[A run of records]
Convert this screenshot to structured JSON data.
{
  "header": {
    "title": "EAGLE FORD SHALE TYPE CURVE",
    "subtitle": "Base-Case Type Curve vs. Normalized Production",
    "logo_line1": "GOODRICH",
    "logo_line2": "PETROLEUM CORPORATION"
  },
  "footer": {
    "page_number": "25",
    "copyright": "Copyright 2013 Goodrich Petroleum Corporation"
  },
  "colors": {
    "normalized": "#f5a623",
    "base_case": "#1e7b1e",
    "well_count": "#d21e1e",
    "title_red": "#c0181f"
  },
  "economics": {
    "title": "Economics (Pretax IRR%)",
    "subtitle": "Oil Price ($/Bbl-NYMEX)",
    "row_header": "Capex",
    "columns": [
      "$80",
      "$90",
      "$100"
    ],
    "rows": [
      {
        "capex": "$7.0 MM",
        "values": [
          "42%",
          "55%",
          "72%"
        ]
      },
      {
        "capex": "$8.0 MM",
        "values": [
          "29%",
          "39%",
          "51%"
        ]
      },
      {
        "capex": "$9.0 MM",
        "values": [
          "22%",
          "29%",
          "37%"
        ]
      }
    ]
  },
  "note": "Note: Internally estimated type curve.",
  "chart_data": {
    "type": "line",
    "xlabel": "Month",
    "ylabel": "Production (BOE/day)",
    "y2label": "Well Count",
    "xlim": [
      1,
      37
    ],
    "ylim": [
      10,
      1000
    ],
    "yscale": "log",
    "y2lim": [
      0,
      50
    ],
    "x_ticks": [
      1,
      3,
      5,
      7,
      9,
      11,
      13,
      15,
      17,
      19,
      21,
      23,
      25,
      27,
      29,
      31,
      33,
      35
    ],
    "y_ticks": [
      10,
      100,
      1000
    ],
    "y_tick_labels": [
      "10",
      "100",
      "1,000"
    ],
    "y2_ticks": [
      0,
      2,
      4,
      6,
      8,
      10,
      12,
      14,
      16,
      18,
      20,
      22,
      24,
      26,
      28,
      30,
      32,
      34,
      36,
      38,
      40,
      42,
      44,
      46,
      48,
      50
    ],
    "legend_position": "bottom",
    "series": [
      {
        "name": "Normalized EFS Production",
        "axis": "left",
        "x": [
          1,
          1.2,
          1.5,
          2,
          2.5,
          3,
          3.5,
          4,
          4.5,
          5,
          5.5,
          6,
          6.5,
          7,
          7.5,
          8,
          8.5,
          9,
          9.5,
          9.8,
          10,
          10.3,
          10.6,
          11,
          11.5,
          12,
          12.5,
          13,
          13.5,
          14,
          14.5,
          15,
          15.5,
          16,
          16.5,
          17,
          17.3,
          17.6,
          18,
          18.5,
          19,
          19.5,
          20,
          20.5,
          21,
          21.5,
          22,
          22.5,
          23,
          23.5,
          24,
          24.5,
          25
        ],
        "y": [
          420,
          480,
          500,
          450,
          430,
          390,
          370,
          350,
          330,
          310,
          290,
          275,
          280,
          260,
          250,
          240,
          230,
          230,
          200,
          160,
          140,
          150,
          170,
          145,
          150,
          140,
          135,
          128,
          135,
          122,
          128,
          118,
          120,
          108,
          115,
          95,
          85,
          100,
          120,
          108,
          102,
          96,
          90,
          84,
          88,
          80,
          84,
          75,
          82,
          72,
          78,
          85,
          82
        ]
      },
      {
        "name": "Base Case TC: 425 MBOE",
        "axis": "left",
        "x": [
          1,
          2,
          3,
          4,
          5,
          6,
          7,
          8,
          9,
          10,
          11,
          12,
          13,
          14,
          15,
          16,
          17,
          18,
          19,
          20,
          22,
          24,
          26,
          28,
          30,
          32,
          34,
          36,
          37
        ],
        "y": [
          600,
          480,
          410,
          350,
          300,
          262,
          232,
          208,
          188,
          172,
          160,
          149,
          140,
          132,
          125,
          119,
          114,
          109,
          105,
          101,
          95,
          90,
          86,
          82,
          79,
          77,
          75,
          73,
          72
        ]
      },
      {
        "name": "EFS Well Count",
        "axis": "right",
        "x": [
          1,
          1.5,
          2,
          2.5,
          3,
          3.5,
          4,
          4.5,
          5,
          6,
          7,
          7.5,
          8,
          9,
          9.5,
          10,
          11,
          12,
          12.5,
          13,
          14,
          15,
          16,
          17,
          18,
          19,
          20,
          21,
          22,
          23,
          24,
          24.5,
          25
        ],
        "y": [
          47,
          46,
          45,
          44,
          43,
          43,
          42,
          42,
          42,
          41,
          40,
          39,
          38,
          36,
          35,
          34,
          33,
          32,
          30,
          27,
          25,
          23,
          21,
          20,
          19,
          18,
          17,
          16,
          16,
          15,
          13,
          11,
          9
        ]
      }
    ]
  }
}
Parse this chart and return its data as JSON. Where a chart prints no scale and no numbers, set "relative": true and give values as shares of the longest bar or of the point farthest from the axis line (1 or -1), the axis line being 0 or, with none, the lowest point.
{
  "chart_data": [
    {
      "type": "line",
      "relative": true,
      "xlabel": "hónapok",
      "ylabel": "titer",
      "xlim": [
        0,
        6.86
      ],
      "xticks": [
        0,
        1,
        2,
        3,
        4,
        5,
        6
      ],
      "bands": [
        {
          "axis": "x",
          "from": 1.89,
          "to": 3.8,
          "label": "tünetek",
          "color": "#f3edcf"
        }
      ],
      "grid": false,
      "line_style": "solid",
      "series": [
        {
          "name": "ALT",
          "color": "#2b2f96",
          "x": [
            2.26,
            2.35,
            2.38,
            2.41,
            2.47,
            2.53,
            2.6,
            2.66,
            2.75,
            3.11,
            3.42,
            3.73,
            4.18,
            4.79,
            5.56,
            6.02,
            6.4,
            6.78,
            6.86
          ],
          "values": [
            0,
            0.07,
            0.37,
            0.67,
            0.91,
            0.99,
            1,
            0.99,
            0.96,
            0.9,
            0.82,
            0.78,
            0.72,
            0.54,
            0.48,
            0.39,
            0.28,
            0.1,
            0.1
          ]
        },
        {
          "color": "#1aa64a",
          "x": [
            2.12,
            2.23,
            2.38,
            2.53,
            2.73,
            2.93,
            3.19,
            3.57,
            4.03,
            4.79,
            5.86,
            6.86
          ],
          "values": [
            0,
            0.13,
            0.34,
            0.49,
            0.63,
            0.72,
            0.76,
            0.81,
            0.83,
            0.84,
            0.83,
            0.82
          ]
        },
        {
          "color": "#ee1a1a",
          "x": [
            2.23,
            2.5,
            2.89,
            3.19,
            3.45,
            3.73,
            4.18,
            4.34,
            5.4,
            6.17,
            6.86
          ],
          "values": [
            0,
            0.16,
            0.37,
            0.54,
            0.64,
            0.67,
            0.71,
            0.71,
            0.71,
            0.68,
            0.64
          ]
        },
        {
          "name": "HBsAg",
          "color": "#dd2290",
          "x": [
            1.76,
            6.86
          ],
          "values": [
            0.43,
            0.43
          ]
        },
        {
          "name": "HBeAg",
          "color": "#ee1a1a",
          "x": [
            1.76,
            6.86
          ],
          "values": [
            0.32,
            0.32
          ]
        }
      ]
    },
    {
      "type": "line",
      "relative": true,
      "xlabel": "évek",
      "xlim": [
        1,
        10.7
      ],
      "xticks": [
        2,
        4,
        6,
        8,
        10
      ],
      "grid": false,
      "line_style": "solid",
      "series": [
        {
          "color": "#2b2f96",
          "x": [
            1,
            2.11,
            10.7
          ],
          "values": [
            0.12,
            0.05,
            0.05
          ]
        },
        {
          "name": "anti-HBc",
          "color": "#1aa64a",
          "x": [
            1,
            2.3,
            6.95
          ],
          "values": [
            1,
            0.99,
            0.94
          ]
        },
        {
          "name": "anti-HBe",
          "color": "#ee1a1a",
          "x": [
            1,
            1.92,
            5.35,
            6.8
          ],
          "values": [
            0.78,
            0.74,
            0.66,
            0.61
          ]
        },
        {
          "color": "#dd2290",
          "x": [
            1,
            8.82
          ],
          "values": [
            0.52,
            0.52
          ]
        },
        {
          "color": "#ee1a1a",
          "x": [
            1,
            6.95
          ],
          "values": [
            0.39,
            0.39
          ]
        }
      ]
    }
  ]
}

*The exercise*.
Gather every line from the listing above in which the word "this" appears.

*Response to the exercise*.
Convert this screenshot to structured JSON data.
Parse this chart and return its data as JSON. Where a chart prints no scale and no numbers, set "relative": true and give values as shares of the longest bar or of the point farthest from the axis line (1 or -1), the axis line being 0 or, with none, the lowest point.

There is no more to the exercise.